Return only the number of lines holding the word "visual".

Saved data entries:
################
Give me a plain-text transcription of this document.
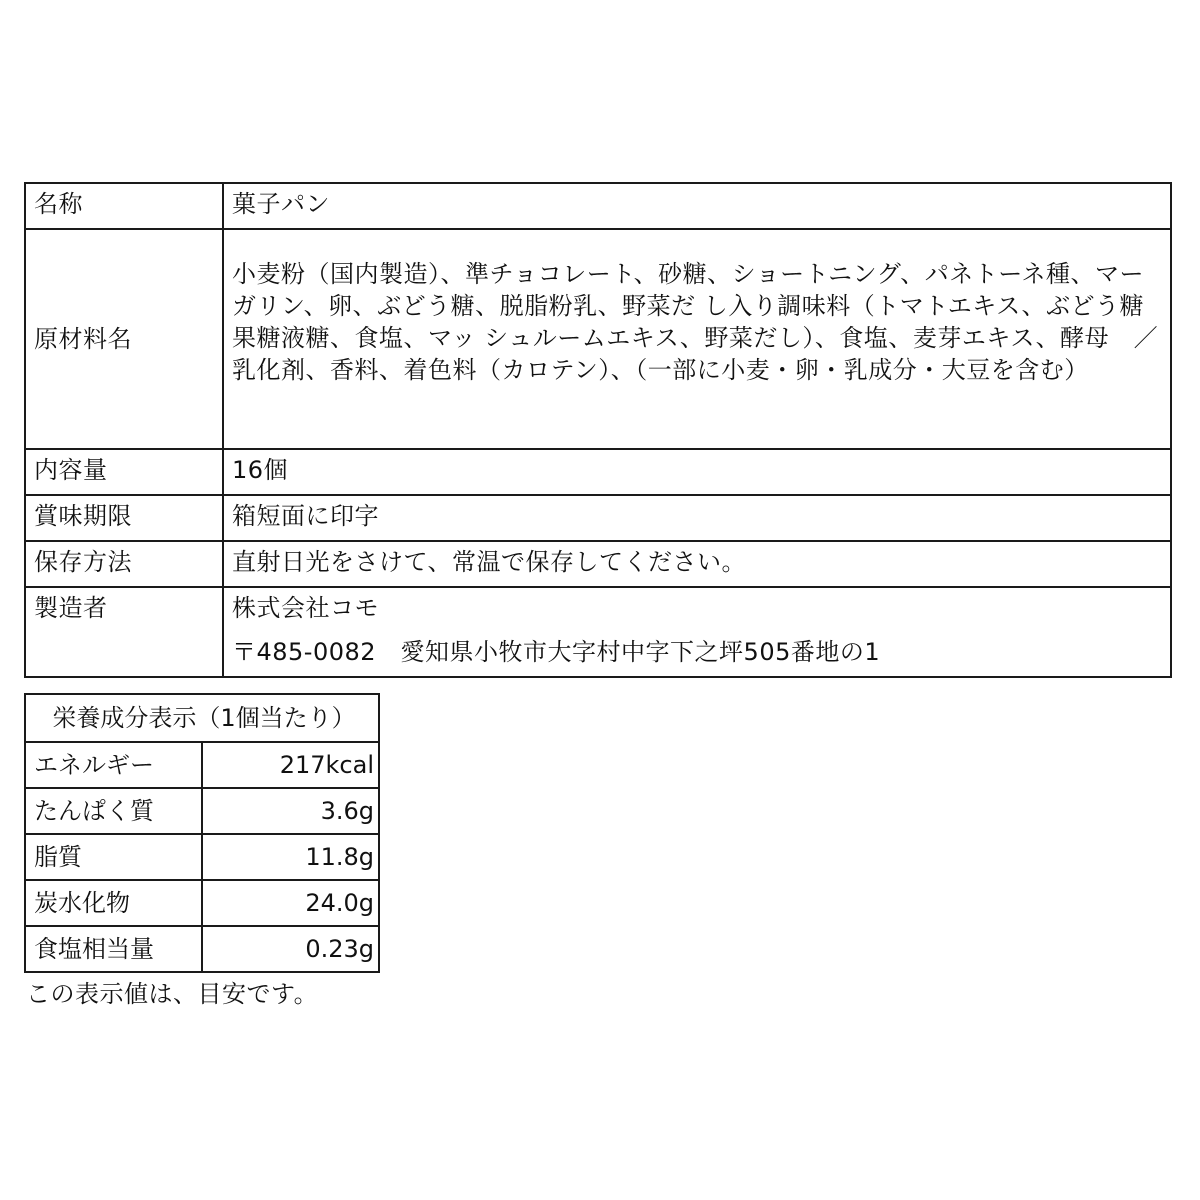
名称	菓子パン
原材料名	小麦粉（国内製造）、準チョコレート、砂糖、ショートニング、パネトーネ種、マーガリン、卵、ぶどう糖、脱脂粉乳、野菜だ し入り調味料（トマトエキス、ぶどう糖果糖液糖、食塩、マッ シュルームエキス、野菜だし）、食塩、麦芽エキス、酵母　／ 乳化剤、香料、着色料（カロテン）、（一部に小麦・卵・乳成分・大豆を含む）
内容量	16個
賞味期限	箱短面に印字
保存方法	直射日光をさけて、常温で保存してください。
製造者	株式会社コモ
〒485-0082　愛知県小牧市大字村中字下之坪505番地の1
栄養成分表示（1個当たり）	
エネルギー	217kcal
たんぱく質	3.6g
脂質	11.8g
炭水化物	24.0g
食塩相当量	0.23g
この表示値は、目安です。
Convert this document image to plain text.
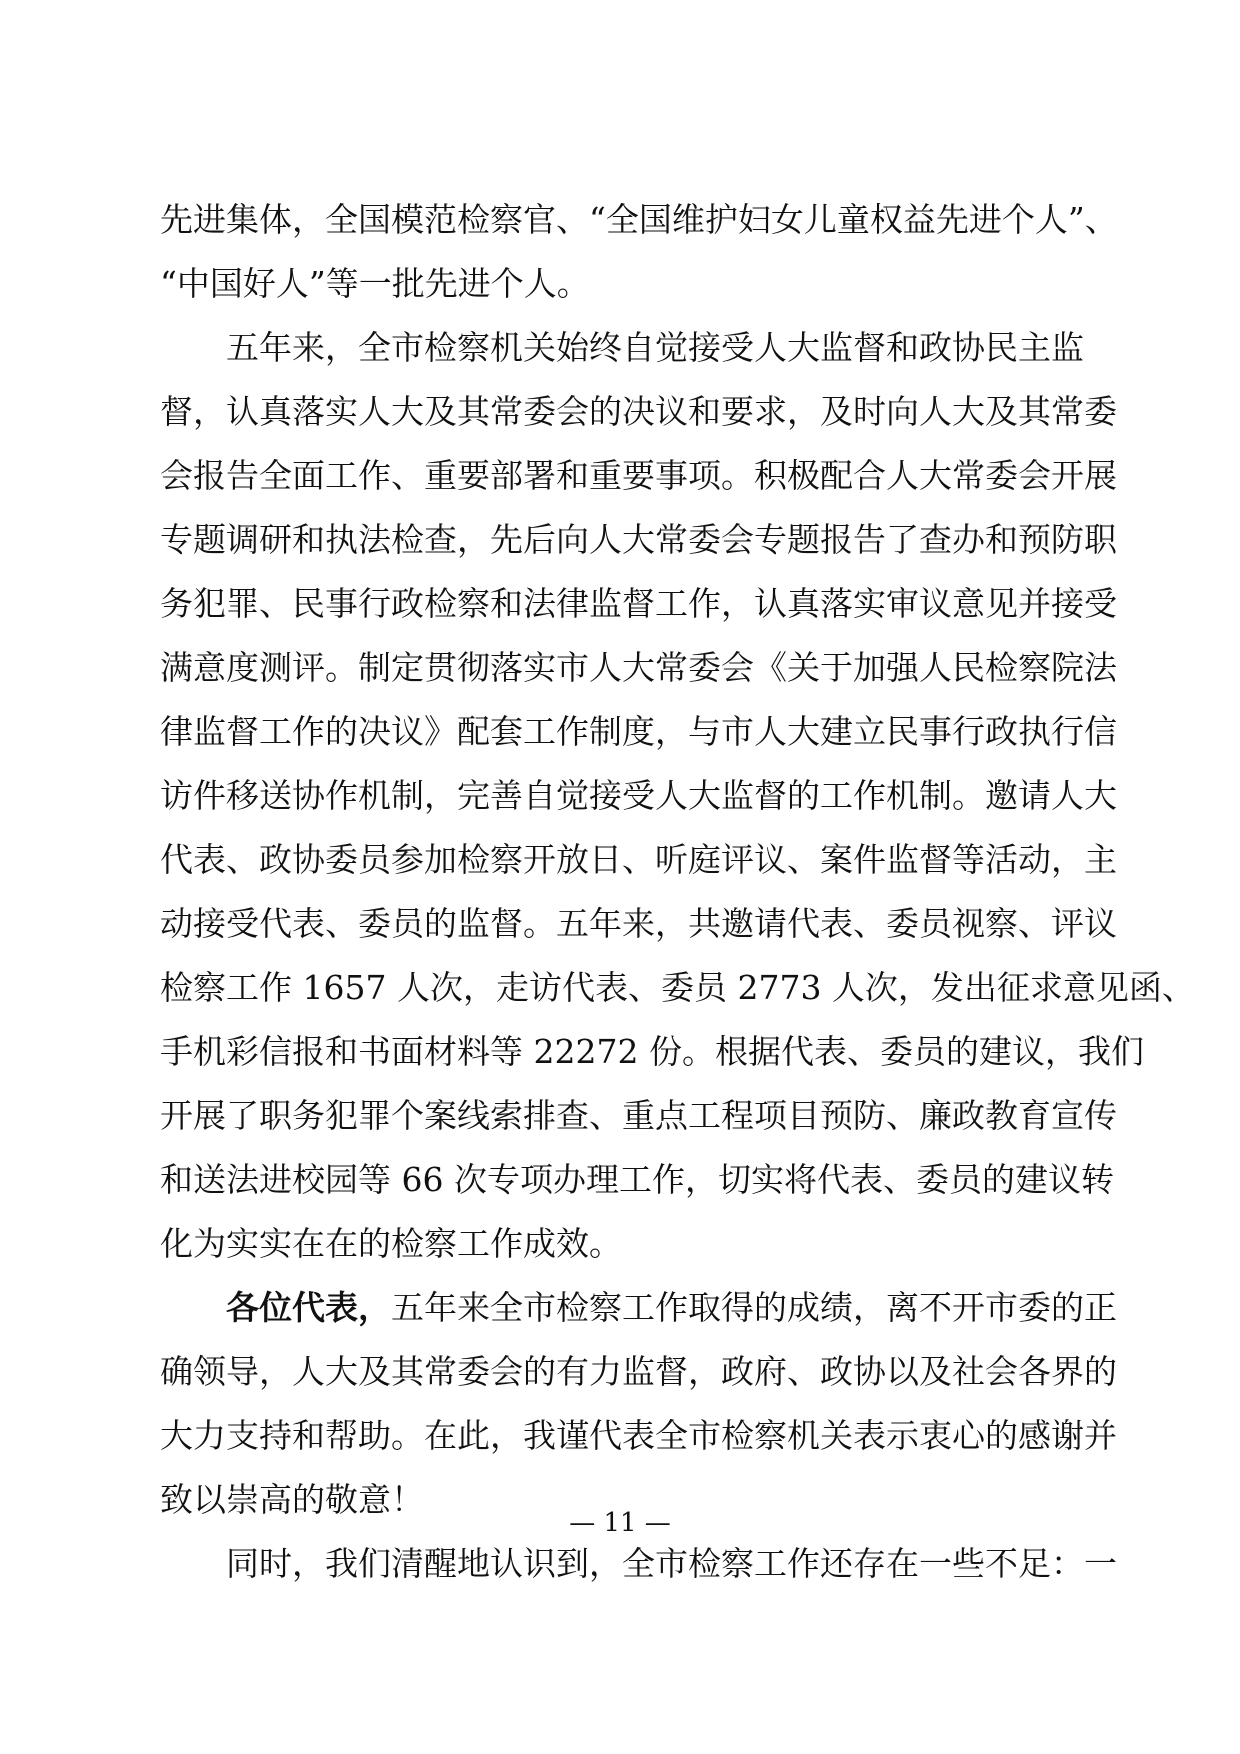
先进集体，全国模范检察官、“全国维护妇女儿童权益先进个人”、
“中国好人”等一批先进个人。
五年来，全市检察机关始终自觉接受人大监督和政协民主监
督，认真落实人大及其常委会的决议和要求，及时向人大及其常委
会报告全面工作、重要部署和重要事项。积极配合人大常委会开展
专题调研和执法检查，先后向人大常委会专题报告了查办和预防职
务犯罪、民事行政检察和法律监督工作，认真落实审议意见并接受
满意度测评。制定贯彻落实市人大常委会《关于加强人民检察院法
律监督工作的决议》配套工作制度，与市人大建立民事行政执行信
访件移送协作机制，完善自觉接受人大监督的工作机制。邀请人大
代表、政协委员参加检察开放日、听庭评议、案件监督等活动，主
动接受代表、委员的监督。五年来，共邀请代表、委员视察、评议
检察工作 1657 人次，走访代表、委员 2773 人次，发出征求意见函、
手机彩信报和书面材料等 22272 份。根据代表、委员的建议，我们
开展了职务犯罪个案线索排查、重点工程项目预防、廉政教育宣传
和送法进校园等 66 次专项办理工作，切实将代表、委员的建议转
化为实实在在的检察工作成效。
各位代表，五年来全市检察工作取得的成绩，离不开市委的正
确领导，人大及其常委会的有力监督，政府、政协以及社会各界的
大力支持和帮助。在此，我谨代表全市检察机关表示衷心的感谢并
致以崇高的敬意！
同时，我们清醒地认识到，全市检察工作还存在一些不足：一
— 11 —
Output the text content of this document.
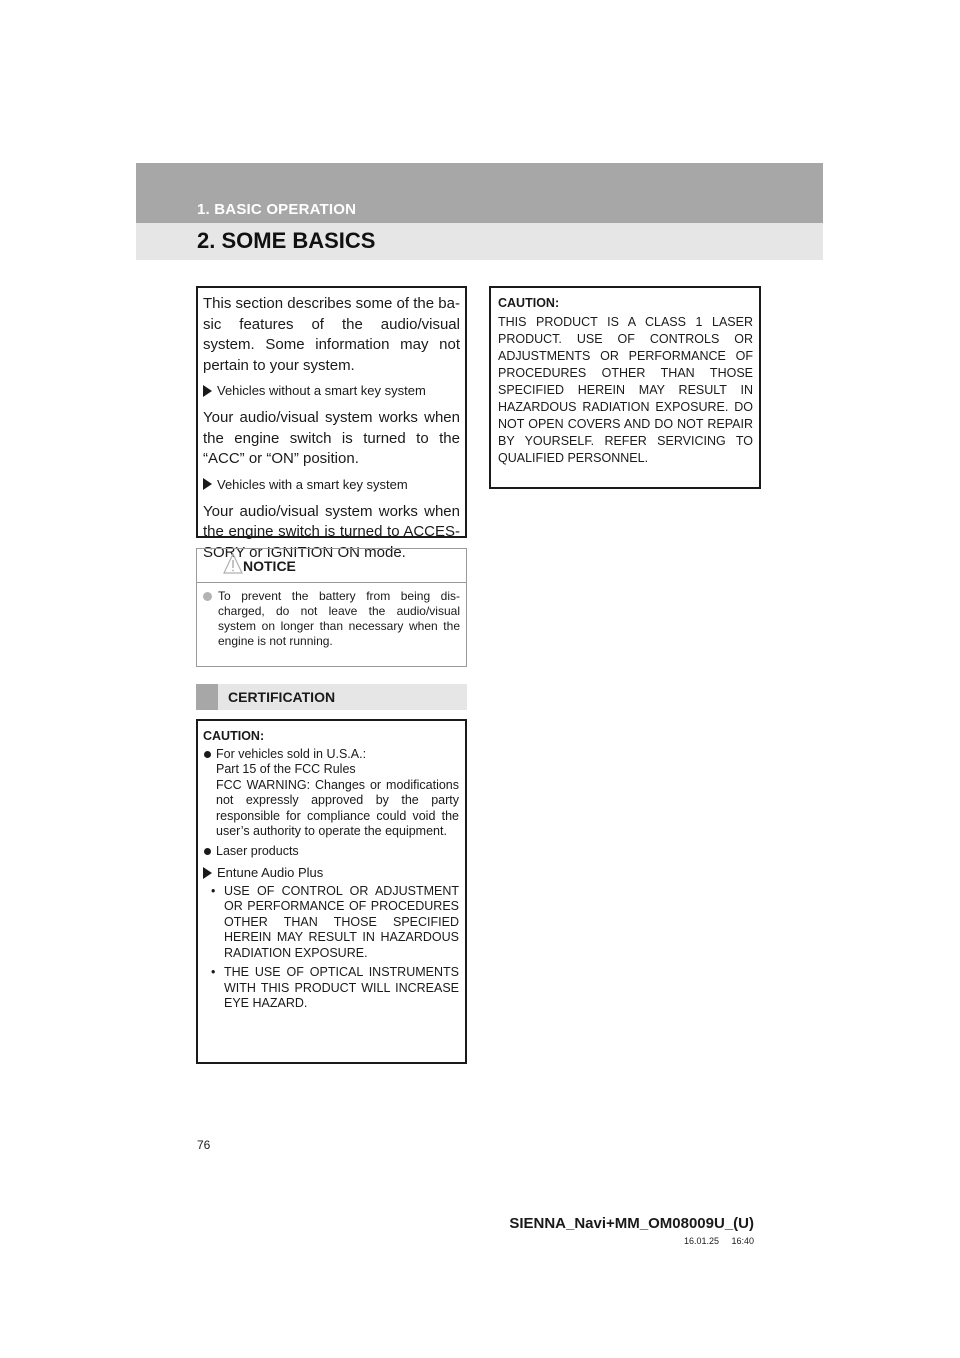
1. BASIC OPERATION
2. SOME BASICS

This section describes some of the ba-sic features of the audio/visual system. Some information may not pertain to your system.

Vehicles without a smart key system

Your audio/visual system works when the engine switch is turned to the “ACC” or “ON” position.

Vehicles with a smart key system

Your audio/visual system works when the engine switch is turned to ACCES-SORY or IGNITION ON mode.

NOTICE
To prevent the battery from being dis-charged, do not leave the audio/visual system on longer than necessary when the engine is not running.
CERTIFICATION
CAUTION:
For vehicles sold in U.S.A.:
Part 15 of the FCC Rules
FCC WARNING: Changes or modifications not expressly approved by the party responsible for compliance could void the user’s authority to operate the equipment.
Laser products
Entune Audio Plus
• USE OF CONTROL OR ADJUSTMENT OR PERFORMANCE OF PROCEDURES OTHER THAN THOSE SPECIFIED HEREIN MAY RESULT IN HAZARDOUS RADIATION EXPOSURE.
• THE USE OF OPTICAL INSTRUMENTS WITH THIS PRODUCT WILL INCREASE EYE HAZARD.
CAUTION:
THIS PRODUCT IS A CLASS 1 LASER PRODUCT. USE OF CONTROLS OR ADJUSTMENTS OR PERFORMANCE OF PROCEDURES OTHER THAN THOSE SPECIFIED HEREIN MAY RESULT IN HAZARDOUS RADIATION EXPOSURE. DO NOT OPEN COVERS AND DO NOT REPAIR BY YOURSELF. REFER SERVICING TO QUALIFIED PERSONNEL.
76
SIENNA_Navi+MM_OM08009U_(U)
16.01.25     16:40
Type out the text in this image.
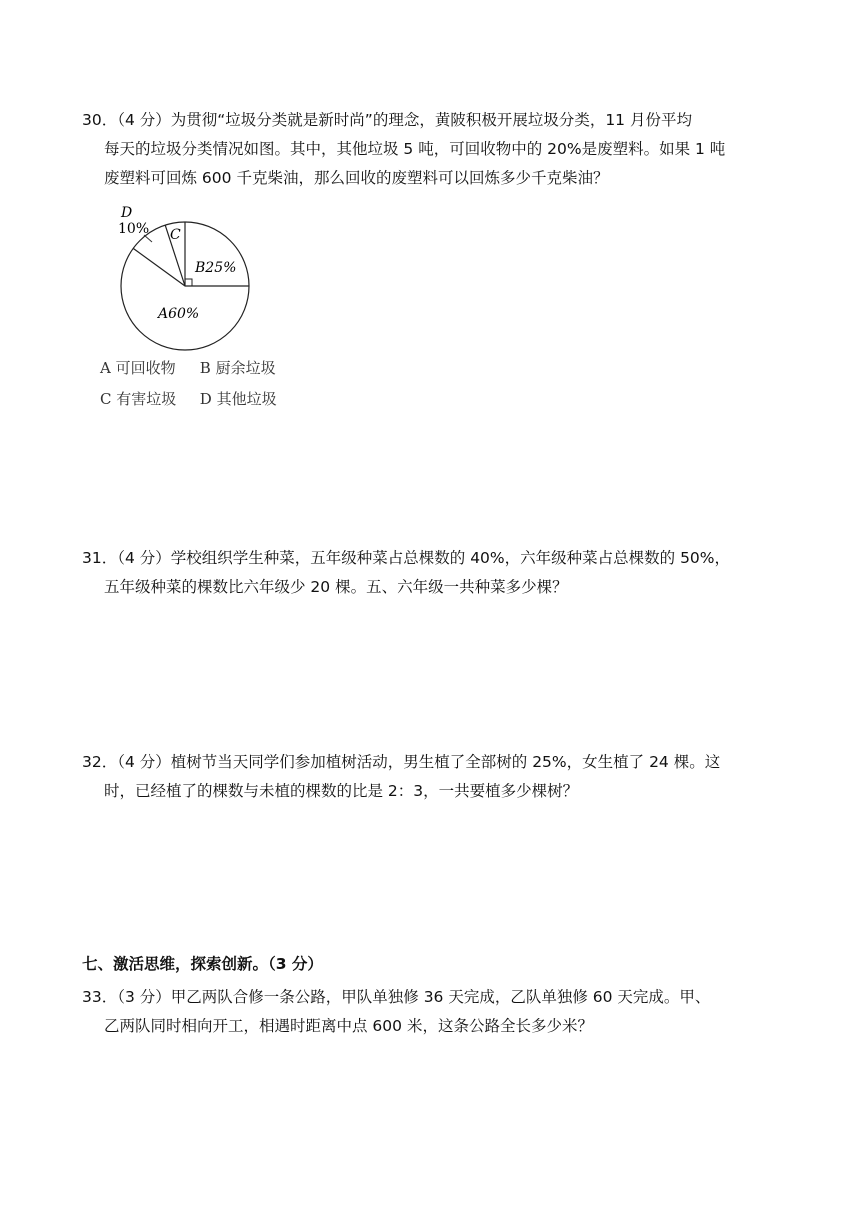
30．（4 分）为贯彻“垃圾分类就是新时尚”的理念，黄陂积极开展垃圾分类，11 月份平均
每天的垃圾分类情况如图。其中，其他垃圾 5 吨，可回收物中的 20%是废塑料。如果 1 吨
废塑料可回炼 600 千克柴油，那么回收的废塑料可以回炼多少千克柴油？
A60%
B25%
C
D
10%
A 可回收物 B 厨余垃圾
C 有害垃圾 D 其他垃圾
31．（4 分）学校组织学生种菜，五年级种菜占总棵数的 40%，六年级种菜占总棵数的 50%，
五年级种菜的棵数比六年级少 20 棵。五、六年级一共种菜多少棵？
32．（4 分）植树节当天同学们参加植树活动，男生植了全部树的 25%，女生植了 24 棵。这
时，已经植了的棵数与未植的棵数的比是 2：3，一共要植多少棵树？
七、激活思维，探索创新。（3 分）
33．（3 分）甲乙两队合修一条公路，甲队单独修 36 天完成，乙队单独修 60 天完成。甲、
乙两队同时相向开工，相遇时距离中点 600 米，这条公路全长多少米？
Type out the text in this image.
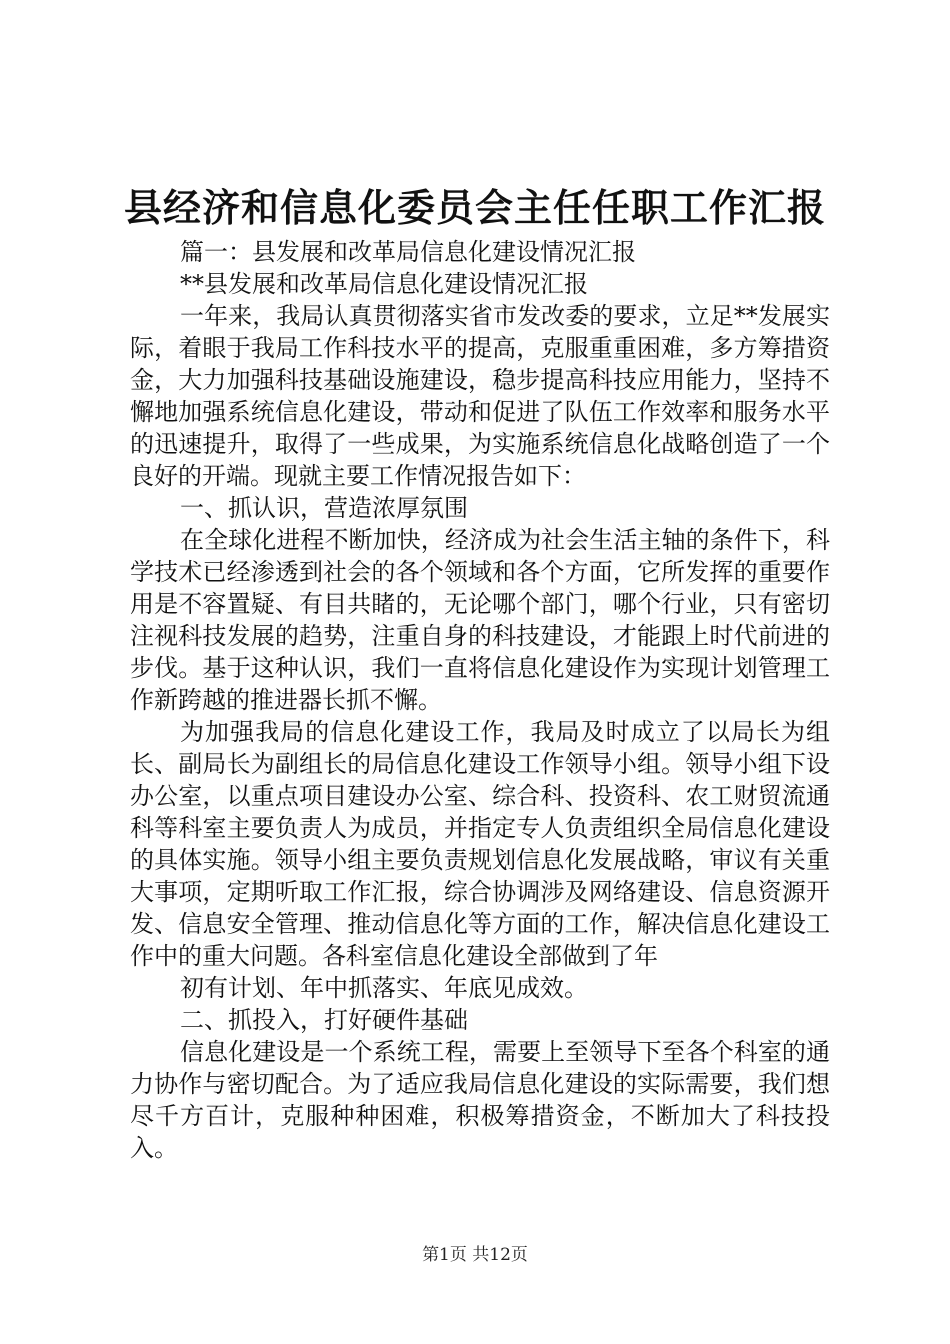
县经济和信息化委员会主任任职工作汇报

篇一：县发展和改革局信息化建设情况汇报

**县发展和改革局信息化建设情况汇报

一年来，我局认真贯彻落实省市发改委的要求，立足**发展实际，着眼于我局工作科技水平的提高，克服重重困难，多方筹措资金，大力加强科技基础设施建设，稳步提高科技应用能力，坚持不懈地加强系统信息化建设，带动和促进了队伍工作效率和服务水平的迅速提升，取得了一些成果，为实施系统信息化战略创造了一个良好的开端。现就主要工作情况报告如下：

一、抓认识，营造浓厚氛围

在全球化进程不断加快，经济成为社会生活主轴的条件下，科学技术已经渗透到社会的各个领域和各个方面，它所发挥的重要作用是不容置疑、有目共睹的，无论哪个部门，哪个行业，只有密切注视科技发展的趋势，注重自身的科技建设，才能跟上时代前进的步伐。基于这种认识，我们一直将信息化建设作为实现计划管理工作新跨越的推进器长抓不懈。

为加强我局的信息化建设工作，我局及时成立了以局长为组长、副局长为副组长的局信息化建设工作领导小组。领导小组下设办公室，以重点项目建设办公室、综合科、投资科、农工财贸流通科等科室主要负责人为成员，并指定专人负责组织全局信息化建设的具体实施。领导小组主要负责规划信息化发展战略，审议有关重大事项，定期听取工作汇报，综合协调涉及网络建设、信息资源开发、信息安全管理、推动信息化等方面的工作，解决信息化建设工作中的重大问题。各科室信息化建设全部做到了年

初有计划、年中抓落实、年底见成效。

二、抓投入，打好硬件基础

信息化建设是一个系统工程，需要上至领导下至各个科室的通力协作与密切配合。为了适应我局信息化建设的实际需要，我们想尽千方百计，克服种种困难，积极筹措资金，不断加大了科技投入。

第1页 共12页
################
## TASK OUTPUT:
4